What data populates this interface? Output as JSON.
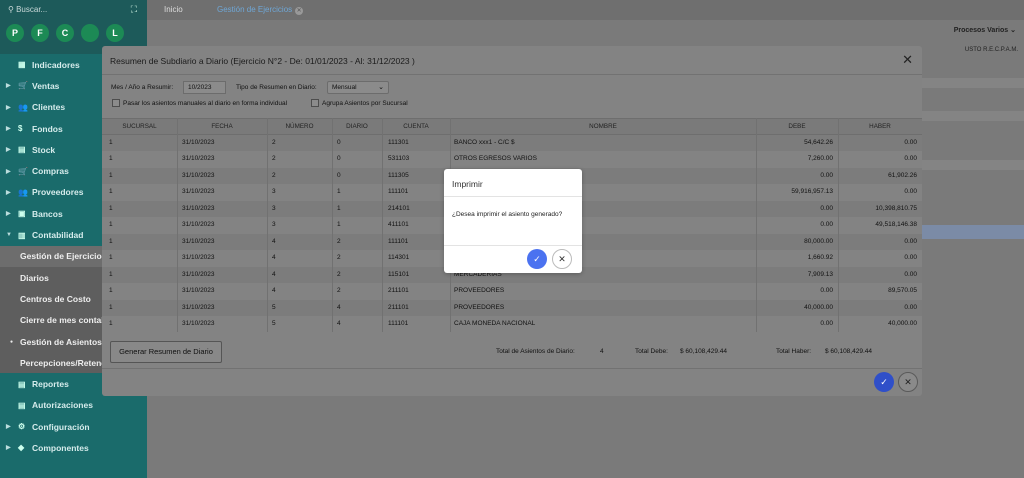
{
  "sidebar": {
    "search_placeholder": "Buscar...",
    "shortcuts": [
      "P",
      "F",
      "C",
      "",
      "L"
    ],
    "menu_top": [
      {
        "label": "Indicadores",
        "icon": "▦",
        "caret": ""
      },
      {
        "label": "Ventas",
        "icon": "🛒",
        "caret": "▶"
      },
      {
        "label": "Clientes",
        "icon": "👥",
        "caret": "▶"
      },
      {
        "label": "Fondos",
        "icon": "$",
        "caret": "▶"
      },
      {
        "label": "Stock",
        "icon": "▤",
        "caret": "▶"
      },
      {
        "label": "Compras",
        "icon": "🛒",
        "caret": "▶"
      },
      {
        "label": "Proveedores",
        "icon": "👥",
        "caret": "▶"
      },
      {
        "label": "Bancos",
        "icon": "▣",
        "caret": "▶"
      },
      {
        "label": "Contabilidad",
        "icon": "▥",
        "caret": "▼"
      }
    ],
    "submenu": [
      {
        "label": "Gestión de Ejercicios",
        "bullet": ""
      },
      {
        "label": "Diarios",
        "bullet": ""
      },
      {
        "label": "Centros de Costo",
        "bullet": ""
      },
      {
        "label": "Cierre de mes contable",
        "bullet": ""
      },
      {
        "label": "Gestión de Asientos",
        "bullet": "●"
      },
      {
        "label": "Percepciones/Retenciones",
        "bullet": ""
      }
    ],
    "menu_bottom": [
      {
        "label": "Reportes",
        "icon": "▤",
        "caret": ""
      },
      {
        "label": "Autorizaciones",
        "icon": "▤",
        "caret": ""
      },
      {
        "label": "Configuración",
        "icon": "⚙",
        "caret": "▶"
      },
      {
        "label": "Componentes",
        "icon": "◆",
        "caret": "▶"
      }
    ]
  },
  "topbar": {
    "tab_home": "Inicio",
    "tab_active": "Gestión de Ejercicios",
    "procesos": "Procesos Varios",
    "recpam": "USTO R.E.C.P.A.M."
  },
  "modal": {
    "title": "Resumen de Subdiario a Diario (Ejercicio N°2 - De: 01/01/2023 - Al: 31/12/2023 )",
    "mes_label": "Mes / Año a Resumir:",
    "mes_value": "10/2023",
    "tipo_label": "Tipo de Resumen en Diario:",
    "tipo_value": "Mensual",
    "chk1_label": "Pasar los asientos manuales al diario en forma individual",
    "chk2_label": "Agrupa Asientos por Sucursal",
    "columns": [
      "SUCURSAL",
      "FECHA",
      "NÚMERO",
      "DIARIO",
      "CUENTA",
      "NOMBRE",
      "DEBE",
      "HABER"
    ],
    "rows": [
      [
        "1",
        "31/10/2023",
        "2",
        "0",
        "111301",
        "BANCO xxx1 - C/C $",
        "54,642.26",
        "0.00"
      ],
      [
        "1",
        "31/10/2023",
        "2",
        "0",
        "531103",
        "OTROS EGRESOS VARIOS",
        "7,260.00",
        "0.00"
      ],
      [
        "1",
        "31/10/2023",
        "2",
        "0",
        "111305",
        "CIONES",
        "0.00",
        "61,902.26"
      ],
      [
        "1",
        "31/10/2023",
        "3",
        "1",
        "111101",
        "",
        "59,916,957.13",
        "0.00"
      ],
      [
        "1",
        "31/10/2023",
        "3",
        "1",
        "214101",
        "",
        "0.00",
        "10,398,810.75"
      ],
      [
        "1",
        "31/10/2023",
        "3",
        "1",
        "411101",
        "",
        "0.00",
        "49,518,146.38"
      ],
      [
        "1",
        "31/10/2023",
        "4",
        "2",
        "111101",
        "",
        "80,000.00",
        "0.00"
      ],
      [
        "1",
        "31/10/2023",
        "4",
        "2",
        "114301",
        "",
        "1,660.92",
        "0.00"
      ],
      [
        "1",
        "31/10/2023",
        "4",
        "2",
        "115101",
        "MERCADERIAS",
        "7,909.13",
        "0.00"
      ],
      [
        "1",
        "31/10/2023",
        "4",
        "2",
        "211101",
        "PROVEEDORES",
        "0.00",
        "89,570.05"
      ],
      [
        "1",
        "31/10/2023",
        "5",
        "4",
        "211101",
        "PROVEEDORES",
        "40,000.00",
        "0.00"
      ],
      [
        "1",
        "31/10/2023",
        "5",
        "4",
        "111101",
        "CAJA MONEDA NACIONAL",
        "0.00",
        "40,000.00"
      ]
    ],
    "generate_label": "Generar Resumen de Diario",
    "total_asientos_label": "Total de Asientos de Diario:",
    "total_asientos_value": "4",
    "total_debe_label": "Total Debe:",
    "total_debe_value": "$ 60,108,429.44",
    "total_haber_label": "Total Haber:",
    "total_haber_value": "$ 60,108,429.44"
  },
  "dialog": {
    "title": "Imprimir",
    "message": "¿Desea imprimir el asiento generado?"
  },
  "colors": {
    "sidebar": "#1a6b6b",
    "accent_blue": "#4b72f0",
    "shortcut_green": "#1c8a55"
  }
}
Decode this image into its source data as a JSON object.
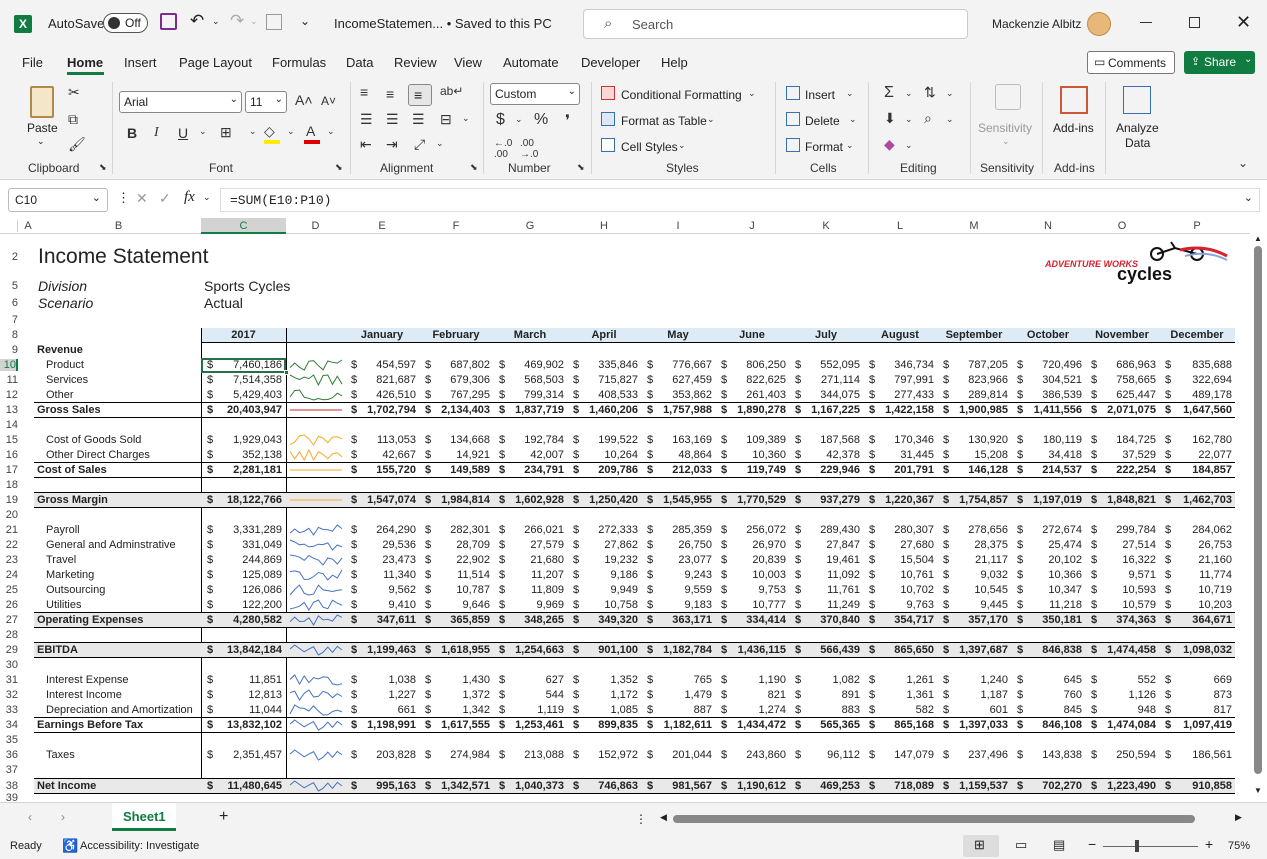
{
  "title_bar": {
    "autosave_label": "AutoSave",
    "autosave_state": "Off",
    "doc_title": "IncomeStatemen... • Saved to this PC",
    "search_placeholder": "Search",
    "user_name": "Mackenzie Albitz"
  },
  "ribbon_tabs": [
    "File",
    "Home",
    "Insert",
    "Page Layout",
    "Formulas",
    "Data",
    "Review",
    "View",
    "Automate",
    "Developer",
    "Help"
  ],
  "comments_label": "Comments",
  "share_label": "Share",
  "clipboard": {
    "paste": "Paste",
    "label": "Clipboard"
  },
  "font": {
    "name": "Arial",
    "size": "11",
    "label": "Font"
  },
  "alignment": {
    "label": "Alignment"
  },
  "number": {
    "format": "Custom",
    "label": "Number"
  },
  "styles": {
    "cond": "Conditional Formatting",
    "table": "Format as Table",
    "cell": "Cell Styles",
    "label": "Styles"
  },
  "cells": {
    "insert": "Insert",
    "delete": "Delete",
    "format": "Format",
    "label": "Cells"
  },
  "editing": {
    "label": "Editing"
  },
  "sensitivity": {
    "btn": "Sensitivity",
    "label": "Sensitivity"
  },
  "addins": {
    "btn": "Add-ins",
    "label": "Add-ins"
  },
  "analyze": {
    "line1": "Analyze",
    "line2": "Data"
  },
  "formula_bar": {
    "name_box": "C10",
    "formula": "=SUM(E10:P10)"
  },
  "columns": [
    "A",
    "B",
    "C",
    "D",
    "E",
    "F",
    "G",
    "H",
    "I",
    "J",
    "K",
    "L",
    "M",
    "N",
    "O",
    "P"
  ],
  "rows": [
    "2",
    "5",
    "6",
    "7",
    "8",
    "9",
    "10",
    "11",
    "12",
    "13",
    "14",
    "15",
    "16",
    "17",
    "18",
    "19",
    "20",
    "21",
    "22",
    "23",
    "24",
    "25",
    "26",
    "27",
    "28",
    "29",
    "30",
    "31",
    "32",
    "33",
    "34",
    "35",
    "36",
    "37",
    "38",
    "39"
  ],
  "sheet": {
    "title": "Income Statement",
    "division_label": "Division",
    "division_value": "Sports Cycles",
    "scenario_label": "Scenario",
    "scenario_value": "Actual",
    "logo_top": "ADVENTURE WORKS",
    "logo_bottom": "cycles",
    "year": "2017",
    "months": [
      "January",
      "February",
      "March",
      "April",
      "May",
      "June",
      "July",
      "August",
      "September",
      "October",
      "November",
      "December"
    ],
    "lines": [
      {
        "row": "9",
        "label": "Revenue",
        "kind": "section",
        "total": "",
        "m": []
      },
      {
        "row": "10",
        "label": "Product",
        "kind": "item",
        "total": "7,460,186",
        "m": [
          "454,597",
          "687,802",
          "469,902",
          "335,846",
          "776,667",
          "806,250",
          "552,095",
          "346,734",
          "787,205",
          "720,496",
          "686,963",
          "835,688"
        ]
      },
      {
        "row": "11",
        "label": "Services",
        "kind": "item",
        "total": "7,514,358",
        "m": [
          "821,687",
          "679,306",
          "568,503",
          "715,827",
          "627,459",
          "822,625",
          "271,114",
          "797,991",
          "823,966",
          "304,521",
          "758,665",
          "322,694"
        ]
      },
      {
        "row": "12",
        "label": "Other",
        "kind": "item",
        "total": "5,429,403",
        "m": [
          "426,510",
          "767,295",
          "799,314",
          "408,533",
          "353,862",
          "261,403",
          "344,075",
          "277,433",
          "289,814",
          "386,539",
          "625,447",
          "489,178"
        ]
      },
      {
        "row": "13",
        "label": "Gross Sales",
        "kind": "total",
        "total": "20,403,947",
        "m": [
          "1,702,794",
          "2,134,403",
          "1,837,719",
          "1,460,206",
          "1,757,988",
          "1,890,278",
          "1,167,225",
          "1,422,158",
          "1,900,985",
          "1,411,556",
          "2,071,075",
          "1,647,560"
        ]
      },
      {
        "row": "15",
        "label": "Cost of Goods Sold",
        "kind": "item",
        "total": "1,929,043",
        "m": [
          "113,053",
          "134,668",
          "192,784",
          "199,522",
          "163,169",
          "109,389",
          "187,568",
          "170,346",
          "130,920",
          "180,119",
          "184,725",
          "162,780"
        ]
      },
      {
        "row": "16",
        "label": "Other Direct Charges",
        "kind": "item",
        "total": "352,138",
        "m": [
          "42,667",
          "14,921",
          "42,007",
          "10,264",
          "48,864",
          "10,360",
          "42,378",
          "31,445",
          "15,208",
          "34,418",
          "37,529",
          "22,077"
        ]
      },
      {
        "row": "17",
        "label": "Cost of Sales",
        "kind": "total",
        "total": "2,281,181",
        "m": [
          "155,720",
          "149,589",
          "234,791",
          "209,786",
          "212,033",
          "119,749",
          "229,946",
          "201,791",
          "146,128",
          "214,537",
          "222,254",
          "184,857"
        ]
      },
      {
        "row": "19",
        "label": "Gross Margin",
        "kind": "grand",
        "total": "18,122,766",
        "m": [
          "1,547,074",
          "1,984,814",
          "1,602,928",
          "1,250,420",
          "1,545,955",
          "1,770,529",
          "937,279",
          "1,220,367",
          "1,754,857",
          "1,197,019",
          "1,848,821",
          "1,462,703"
        ]
      },
      {
        "row": "21",
        "label": "Payroll",
        "kind": "item",
        "total": "3,331,289",
        "m": [
          "264,290",
          "282,301",
          "266,021",
          "272,333",
          "285,359",
          "256,072",
          "289,430",
          "280,307",
          "278,656",
          "272,674",
          "299,784",
          "284,062"
        ]
      },
      {
        "row": "22",
        "label": "General and Adminstrative",
        "kind": "item",
        "total": "331,049",
        "m": [
          "29,536",
          "28,709",
          "27,579",
          "27,862",
          "26,750",
          "26,970",
          "27,847",
          "27,680",
          "28,375",
          "25,474",
          "27,514",
          "26,753"
        ]
      },
      {
        "row": "23",
        "label": "Travel",
        "kind": "item",
        "total": "244,869",
        "m": [
          "23,473",
          "22,902",
          "21,680",
          "19,232",
          "23,077",
          "20,839",
          "19,461",
          "15,504",
          "21,117",
          "20,102",
          "16,322",
          "21,160"
        ]
      },
      {
        "row": "24",
        "label": "Marketing",
        "kind": "item",
        "total": "125,089",
        "m": [
          "11,340",
          "11,514",
          "11,207",
          "9,186",
          "9,243",
          "10,003",
          "11,092",
          "10,761",
          "9,032",
          "10,366",
          "9,571",
          "11,774"
        ]
      },
      {
        "row": "25",
        "label": "Outsourcing",
        "kind": "item",
        "total": "126,086",
        "m": [
          "9,562",
          "10,787",
          "11,809",
          "9,949",
          "9,559",
          "9,753",
          "11,761",
          "10,702",
          "10,545",
          "10,347",
          "10,593",
          "10,719"
        ]
      },
      {
        "row": "26",
        "label": "Utilities",
        "kind": "item",
        "total": "122,200",
        "m": [
          "9,410",
          "9,646",
          "9,969",
          "10,758",
          "9,183",
          "10,777",
          "11,249",
          "9,763",
          "9,445",
          "11,218",
          "10,579",
          "10,203"
        ]
      },
      {
        "row": "27",
        "label": "Operating Expenses",
        "kind": "grand",
        "total": "4,280,582",
        "m": [
          "347,611",
          "365,859",
          "348,265",
          "349,320",
          "363,171",
          "334,414",
          "370,840",
          "354,717",
          "357,170",
          "350,181",
          "374,363",
          "364,671"
        ]
      },
      {
        "row": "29",
        "label": "EBITDA",
        "kind": "grand",
        "total": "13,842,184",
        "m": [
          "1,199,463",
          "1,618,955",
          "1,254,663",
          "901,100",
          "1,182,784",
          "1,436,115",
          "566,439",
          "865,650",
          "1,397,687",
          "846,838",
          "1,474,458",
          "1,098,032"
        ]
      },
      {
        "row": "31",
        "label": "Interest Expense",
        "kind": "item",
        "total": "11,851",
        "m": [
          "1,038",
          "1,430",
          "627",
          "1,352",
          "765",
          "1,190",
          "1,082",
          "1,261",
          "1,240",
          "645",
          "552",
          "669"
        ]
      },
      {
        "row": "32",
        "label": "Interest Income",
        "kind": "item",
        "total": "12,813",
        "m": [
          "1,227",
          "1,372",
          "544",
          "1,172",
          "1,479",
          "821",
          "891",
          "1,361",
          "1,187",
          "760",
          "1,126",
          "873"
        ]
      },
      {
        "row": "33",
        "label": "Depreciation and Amortization",
        "kind": "item",
        "total": "11,044",
        "m": [
          "661",
          "1,342",
          "1,119",
          "1,085",
          "887",
          "1,274",
          "883",
          "582",
          "601",
          "845",
          "948",
          "817"
        ]
      },
      {
        "row": "34",
        "label": "Earnings Before Tax",
        "kind": "total",
        "total": "13,832,102",
        "m": [
          "1,198,991",
          "1,617,555",
          "1,253,461",
          "899,835",
          "1,182,611",
          "1,434,472",
          "565,365",
          "865,168",
          "1,397,033",
          "846,108",
          "1,474,084",
          "1,097,419"
        ]
      },
      {
        "row": "36",
        "label": "Taxes",
        "kind": "item",
        "total": "2,351,457",
        "m": [
          "203,828",
          "274,984",
          "213,088",
          "152,972",
          "201,044",
          "243,860",
          "96,112",
          "147,079",
          "237,496",
          "143,838",
          "250,594",
          "186,561"
        ]
      },
      {
        "row": "38",
        "label": "Net Income",
        "kind": "grand",
        "total": "11,480,645",
        "m": [
          "995,163",
          "1,342,571",
          "1,040,373",
          "746,863",
          "981,567",
          "1,190,612",
          "469,253",
          "718,089",
          "1,159,537",
          "702,270",
          "1,223,490",
          "910,858"
        ]
      }
    ]
  },
  "sheet_tab": "Sheet1",
  "status": {
    "ready": "Ready",
    "accessibility": "Accessibility: Investigate",
    "zoom": "75%"
  },
  "colors": {
    "excel_green": "#107c41",
    "header_blue": "#ddebf7",
    "selection_green": "#217346"
  }
}
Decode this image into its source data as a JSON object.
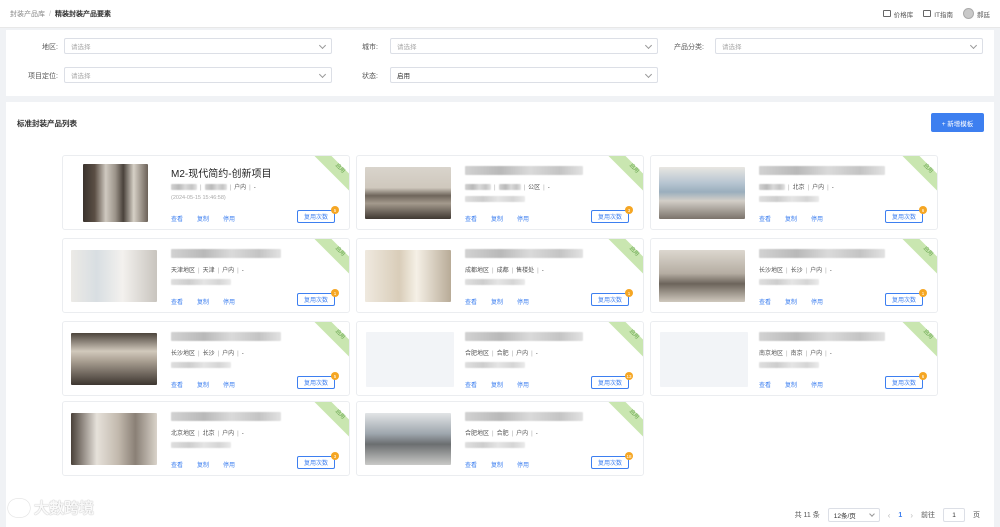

____________________

### JOB
In the listing, find each line with the string "Ejercicios" and copy it.

### ANSWER
        "label": "Gestión de Ejercicios",
    "tab_active": "Gestión de Ejercicios",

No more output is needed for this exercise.